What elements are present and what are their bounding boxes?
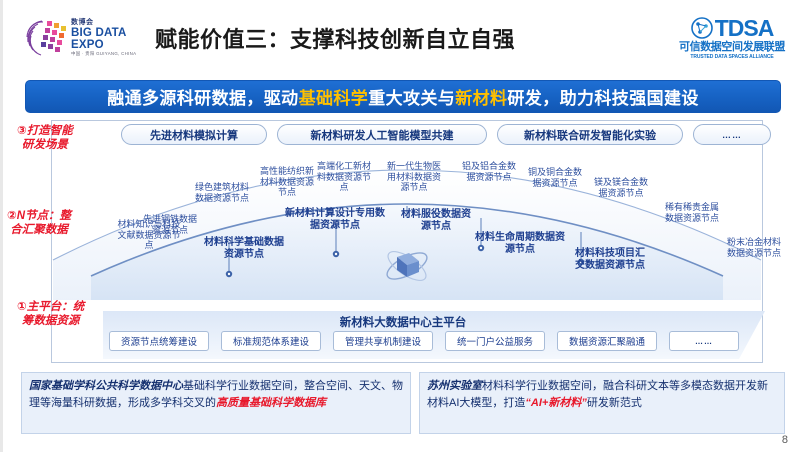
node-label-14: 材料生命周期数据资源节点 (473, 232, 567, 255)
expo-logo-en2: EXPO (71, 39, 136, 51)
caption-platform-layer: ①主平台：统 筹数据资源 (17, 300, 84, 328)
scenario-pill-1[interactable]: 新材料研发人工智能模型共建 (277, 124, 487, 145)
bigdata-expo-logo: 数博会 BIG DATA EXPO 中国 · 贵阳 GUIYANG, CHINA (25, 16, 145, 60)
key-message-banner: 融通多源科研数据，驱动基础科学重大攻关与新材料研发，助力科技强国建设 (25, 80, 781, 113)
expo-logo-text: 数博会 BIG DATA EXPO 中国 · 贵阳 GUIYANG, CHINA (71, 19, 136, 57)
node-label-4: 高端化工新材料数据资源节点 (316, 161, 372, 193)
page-number: 8 (782, 434, 788, 446)
expo-logo-en1: BIG DATA (71, 27, 136, 39)
note-right-text2: 研发新范式 (587, 397, 642, 409)
main-platform-band: 新材料大数据中心主平台 资源节点统筹建设标准规范体系建设管理共享机制建设统一门户… (103, 311, 765, 359)
platform-chip-row: 资源节点统筹建设标准规范体系建设管理共享机制建设统一门户公益服务数据资源汇聚融通… (109, 331, 759, 353)
tdsa-logo-cn: 可信数据空间发展联盟 (673, 41, 791, 54)
tdsa-wordmark: TDSA (715, 16, 774, 40)
banner-part-3: 研发，助力科技强国建设 (507, 89, 698, 108)
scenario-pill-2[interactable]: 新材料联合研发智能化实验 (497, 124, 683, 145)
note-national-data-center: 国家基础学科公共科学数据中心基础科学行业数据空间，整合空间、天文、物理等海量科研… (21, 372, 411, 434)
platform-chip-0[interactable]: 资源节点统筹建设 (109, 331, 209, 351)
caption-scenario-layer: ③打造智能 研发场景 (17, 124, 73, 152)
tdsa-network-icon (691, 17, 713, 39)
node-label-3: 高性能纺织新材料数据资源节点 (258, 166, 316, 198)
banner-highlight-1: 基础科学 (299, 89, 369, 108)
slide-header: 数博会 BIG DATA EXPO 中国 · 贵阳 GUIYANG, CHINA… (3, 0, 800, 74)
slide-root: 数博会 BIG DATA EXPO 中国 · 贵阳 GUIYANG, CHINA… (0, 0, 800, 452)
node-label-10: 粉末冶金材料数据资源节点 (725, 237, 783, 258)
page-title: 赋能价值三：支撑科技创新自立自强 (155, 22, 515, 54)
expo-logo-cn: 数博会 (71, 19, 136, 27)
note-suzhou-lab: 苏州实验室材料科学行业数据空间，融合科研文本等多模态数据开发新材料AI大模型，打… (419, 372, 785, 434)
scenario-pill-row: 先进材料模拟计算新材料研发人工智能模型共建新材料联合研发智能化实验…… (121, 124, 771, 146)
node-label-7: 铜及铜合金数据资源节点 (527, 167, 583, 188)
scenario-pill-0[interactable]: 先进材料模拟计算 (121, 124, 267, 145)
note-right-bold: 苏州实验室 (427, 380, 482, 392)
banner-highlight-2: 新材料 (455, 89, 507, 108)
node-label-15: 材料科技项目汇交数据资源节点 (573, 248, 647, 271)
tdsa-logo: TDSA 可信数据空间发展联盟 TRUSTED DATA SPACES ALLI… (673, 16, 791, 64)
expo-spiral-icon (25, 18, 69, 58)
node-label-1: 先进钢铁数据资源节点 (139, 214, 201, 235)
banner-text: 融通多源科研数据，驱动基础科学重大攻关与新材料研发，助力科技强国建设 (107, 84, 699, 109)
platform-chip-4[interactable]: 数据资源汇聚融通 (557, 331, 657, 351)
node-label-13: 材料服役数据资源节点 (397, 209, 475, 232)
node-label-11: 材料科学基础数据资源节点 (201, 237, 287, 260)
platform-chip-5[interactable]: …… (669, 331, 739, 351)
note-left-red: 高质量基础科学数据库 (216, 397, 326, 409)
caption-node-layer: ②N节点：整 合汇聚数据 (7, 209, 71, 237)
note-right-red: “AI+新材料” (525, 397, 586, 409)
ellipsis-icon: …… (695, 337, 713, 346)
platform-title: 新材料大数据中心主平台 (103, 314, 703, 330)
caption-platform-line1: ①主平台：统 (17, 300, 84, 314)
ellipsis-icon: …… (722, 130, 742, 140)
caption-platform-line2: 筹数据资源 (17, 314, 84, 328)
node-label-6: 铝及铝合金数据资源节点 (461, 161, 517, 182)
caption-scenario-line2: 研发场景 (17, 138, 73, 152)
platform-chip-1[interactable]: 标准规范体系建设 (221, 331, 321, 351)
caption-node-line1: ②N节点：整 (7, 209, 71, 223)
node-label-5: 新一代生物医用材料数据资源节点 (385, 161, 443, 193)
platform-chip-3[interactable]: 统一门户公益服务 (445, 331, 545, 351)
scenario-pill-3[interactable]: …… (693, 124, 771, 145)
banner-part-1: 融通多源科研数据，驱动 (107, 89, 298, 108)
caption-scenario-line1: ③打造智能 (17, 124, 73, 138)
expo-logo-sub: 中国 · 贵阳 GUIYANG, CHINA (71, 51, 136, 57)
platform-chip-2[interactable]: 管理共享机制建设 (333, 331, 433, 351)
node-label-8: 镁及镁合金数据资源节点 (593, 177, 649, 198)
note-left-bold: 国家基础学科公共科学数据中心 (29, 380, 183, 392)
node-label-12: 新材料计算设计专用数据资源节点 (281, 208, 389, 231)
banner-part-2: 重大攻关与 (368, 89, 455, 108)
tdsa-logo-en: TRUSTED DATA SPACES ALLIANCE (673, 54, 791, 61)
node-label-2: 绿色建筑材料数据资源节点 (193, 182, 251, 203)
node-label-9: 稀有稀贵金属数据资源节点 (663, 202, 721, 223)
caption-node-line2: 合汇聚数据 (7, 223, 71, 237)
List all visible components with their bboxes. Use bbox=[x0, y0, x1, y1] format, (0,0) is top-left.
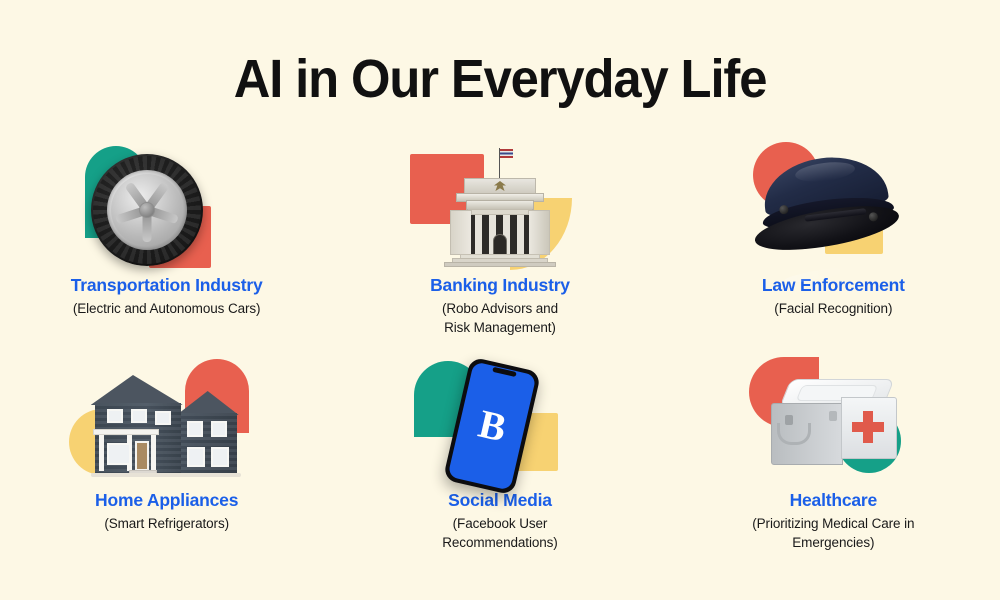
item-subtitle: (Smart Refrigerators) bbox=[37, 514, 297, 533]
item-heading: Law Enforcement bbox=[703, 275, 963, 295]
social-media-labels: Social Media (Facebook User Recommendati… bbox=[370, 490, 630, 552]
healthcare-illustration bbox=[733, 355, 933, 490]
item-subtitle-line-1: (Robo Advisors and bbox=[370, 299, 630, 318]
social-media-illustration: B bbox=[400, 355, 600, 490]
facebook-glyph: B bbox=[475, 404, 509, 449]
item-home-appliances: Home Appliances (Smart Refrigerators) bbox=[0, 355, 333, 570]
home-appliances-illustration bbox=[67, 355, 267, 490]
item-subtitle-line-2: Risk Management) bbox=[370, 318, 630, 337]
house-icon bbox=[85, 369, 245, 481]
item-subtitle: (Prioritizing Medical Care in Emergencie… bbox=[703, 514, 963, 552]
transportation-labels: Transportation Industry (Electric and Au… bbox=[37, 275, 297, 318]
bank-building-icon bbox=[442, 148, 558, 270]
item-heading: Healthcare bbox=[703, 490, 963, 510]
healthcare-labels: Healthcare (Prioritizing Medical Care in… bbox=[703, 490, 963, 552]
item-law-enforcement: Law Enforcement (Facial Recognition) bbox=[667, 140, 1000, 355]
police-cap-icon bbox=[746, 149, 906, 259]
item-banking: Banking Industry (Robo Advisors and Risk… bbox=[333, 140, 666, 355]
transportation-illustration bbox=[67, 140, 267, 275]
item-healthcare: Healthcare (Prioritizing Medical Care in… bbox=[667, 355, 1000, 570]
item-heading: Banking Industry bbox=[370, 275, 630, 295]
page-title: AI in Our Everyday Life bbox=[30, 48, 970, 110]
item-subtitle-line-2: Emergencies) bbox=[703, 533, 963, 552]
item-heading: Home Appliances bbox=[37, 490, 297, 510]
law-enforcement-labels: Law Enforcement (Facial Recognition) bbox=[703, 275, 963, 318]
item-heading: Social Media bbox=[370, 490, 630, 510]
item-subtitle-line-1: (Prioritizing Medical Care in bbox=[703, 514, 963, 533]
banking-illustration bbox=[400, 140, 600, 275]
item-subtitle: (Electric and Autonomous Cars) bbox=[37, 299, 297, 318]
item-heading: Transportation Industry bbox=[37, 275, 297, 295]
first-aid-kit-icon bbox=[763, 379, 903, 477]
car-tire-icon bbox=[91, 154, 203, 266]
items-grid: Transportation Industry (Electric and Au… bbox=[0, 140, 1000, 590]
item-subtitle-line-1: (Facebook User bbox=[370, 514, 630, 533]
home-appliances-labels: Home Appliances (Smart Refrigerators) bbox=[37, 490, 297, 533]
item-subtitle-line-2: Recommendations) bbox=[370, 533, 630, 552]
law-enforcement-illustration bbox=[733, 140, 933, 275]
item-subtitle: (Facebook User Recommendations) bbox=[370, 514, 630, 552]
item-social-media: B Social Media (Facebook User Recommenda… bbox=[333, 355, 666, 570]
item-subtitle: (Facial Recognition) bbox=[703, 299, 963, 318]
item-subtitle: (Robo Advisors and Risk Management) bbox=[370, 299, 630, 337]
banking-labels: Banking Industry (Robo Advisors and Risk… bbox=[370, 275, 630, 337]
item-transportation: Transportation Industry (Electric and Au… bbox=[0, 140, 333, 355]
infographic-page: AI in Our Everyday Life bbox=[0, 0, 1000, 600]
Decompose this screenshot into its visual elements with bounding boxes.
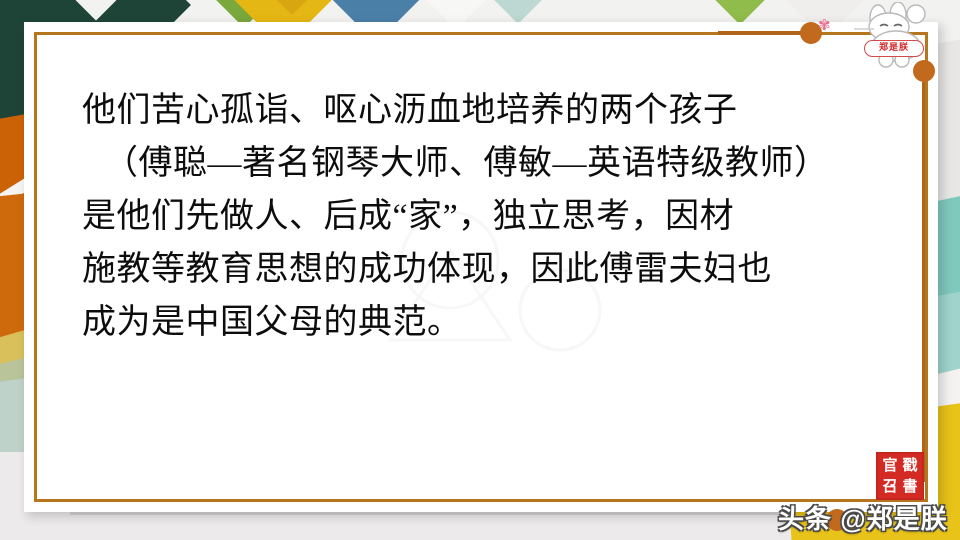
body-line-2: （傅聪—著名钢琴大师、傅敏—英语特级教师）: [82, 137, 882, 190]
seal-char-1: 官: [881, 457, 899, 476]
mascot-badge: 郑是朕: [864, 40, 924, 57]
pin-arm-horizontal: [718, 31, 804, 35]
pin-decoration-right: [913, 60, 935, 482]
body-text-block: 他们苦心孤诣、呕心沥血地培养的两个孩子 （傅聪—著名钢琴大师、傅敏—英语特级教师…: [82, 84, 882, 349]
toutiao-watermark: 头条 @郑是朕: [778, 499, 948, 536]
slide-canvas: 他们苦心孤诣、呕心沥血地培养的两个孩子 （傅聪—著名钢琴大师、傅敏—英语特级教师…: [0, 0, 960, 540]
pin-stem: [922, 82, 925, 482]
seal-char-2: 戳: [901, 457, 919, 476]
body-line-3: 是他们先做人、后成“家”，独立思考，因材: [82, 190, 882, 243]
red-seal-stamp: 官 戳 召 書: [876, 452, 924, 500]
body-line-1: 他们苦心孤诣、呕心沥血地培养的两个孩子: [82, 84, 882, 137]
mascot-sparkle-icon: ✾: [818, 19, 831, 34]
seal-char-3: 召: [881, 478, 899, 497]
seal-char-4: 書: [901, 478, 919, 497]
rabbit-mascot-icon: [852, 2, 936, 72]
body-line-4: 施教等教育思想的成功体现，因此傅雷夫妇也: [82, 243, 882, 296]
body-line-5: 成为是中国父母的典范。: [82, 296, 882, 349]
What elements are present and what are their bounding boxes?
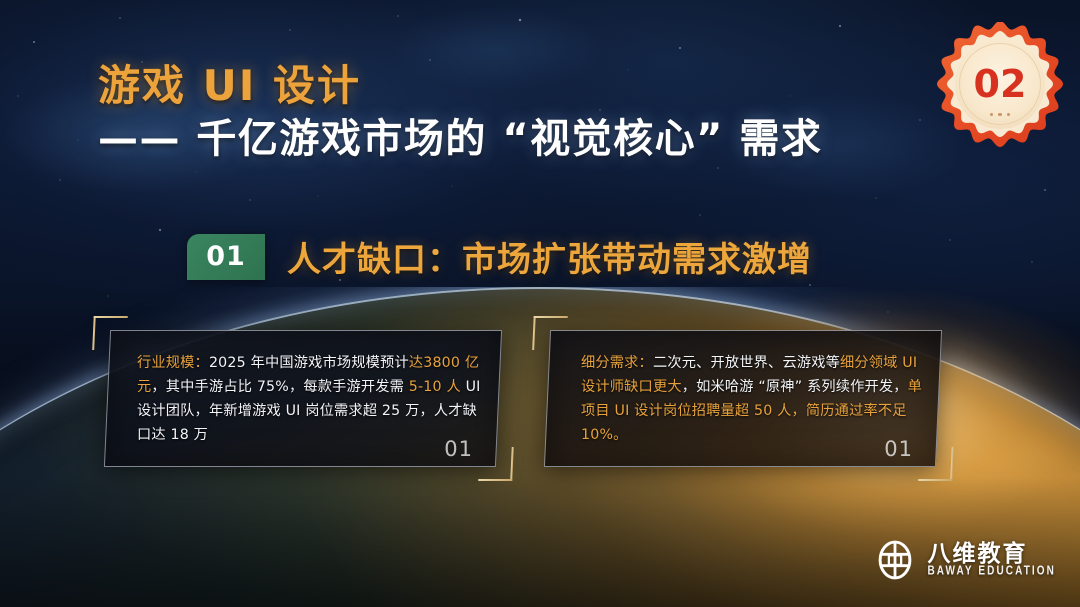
body-text: 2025 年中国游戏市场规模预计 (209, 355, 409, 371)
brand-logo: 八维教育 BAWAY EDUCATION (874, 539, 1056, 581)
section-number-badge: 01 (187, 234, 265, 280)
page-subtitle: —— 千亿游戏市场的 “视觉核心” 需求 (98, 115, 958, 163)
content-card-industry-scale: 行业规模：2025 年中国游戏市场规模预计达3800 亿元，其中手游占比 75%… (107, 330, 499, 467)
highlighted-text: 行业规模： (137, 355, 209, 371)
body-text: 二次元、开放世界、云游戏等 (653, 355, 840, 371)
highlighted-text: 细分需求： (581, 355, 653, 371)
logo-name-en: BAWAY EDUCATION (927, 566, 1056, 579)
body-text: ，如米哈游 “原神” 系列续作开发， (682, 379, 908, 395)
logo-name-cn: 八维教育 (927, 543, 1056, 566)
section-heading: 01 人才缺口：市场扩张带动需求激增 (187, 232, 812, 281)
slide-canvas: 02 游戏 UI 设计 —— 千亿游戏市场的 “视觉核心” 需求 01 人才缺口… (0, 0, 1080, 607)
globe-icon (874, 539, 916, 581)
section-title: 人才缺口：市场扩张带动需求激增 (287, 232, 812, 281)
highlighted-text: 5-10 人 (409, 379, 461, 395)
card-index-number: 01 (444, 437, 473, 461)
title-block: 游戏 UI 设计 —— 千亿游戏市场的 “视觉核心” 需求 (98, 62, 958, 163)
card-index-number: 01 (884, 437, 913, 461)
page-title: 游戏 UI 设计 (98, 62, 958, 109)
body-text: ，其中手游占比 75%，每款手游开发需 (151, 379, 408, 395)
card-body-text: 行业规模：2025 年中国游戏市场规模预计达3800 亿元，其中手游占比 75%… (137, 352, 481, 447)
content-card-segment-demand: 细分需求：二次元、开放世界、云游戏等细分领域 UI 设计师缺口更大，如米哈游 “… (547, 330, 939, 467)
logo-text: 八维教育 BAWAY EDUCATION (927, 543, 1056, 577)
card-body-text: 细分需求：二次元、开放世界、云游戏等细分领域 UI 设计师缺口更大，如米哈游 “… (581, 352, 923, 447)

WHAT TO WORK ON - List as a numbered list the lines of the records from the one containing "body-line-2: （傅聪—著名钢琴大师、傅敏—英语特级教师）: [82, 137, 882, 190]" through the one containing "pin-stem: [922, 82, 925, 482]", both included, leaving out any blank lines.

THE ANSWER -
1. body-line-2: （傅聪—著名钢琴大师、傅敏—英语特级教师）: [82, 137, 882, 190]
2. seal-char-1: 官: [881, 457, 899, 476]
3. mascot-badge: 郑是朕: [864, 40, 924, 57]
4. pin-arm-horizontal: [718, 31, 804, 35]
5. pin-decoration-right: [913, 60, 935, 482]
6. body-text-block: 他们苦心孤诣、呕心沥血地培养的两个孩子 （傅聪—著名钢琴大师、傅敏—英语特级教师…: [82, 84, 882, 349]
7. toutiao-watermark: 头条 @郑是朕: [778, 499, 948, 536]
8. slide-canvas: 他们苦心孤诣、呕心沥血地培养的两个孩子 （傅聪—著名钢琴大师、傅敏—英语特级教师…: [0, 0, 960, 540]
9. pin-stem: [922, 82, 925, 482]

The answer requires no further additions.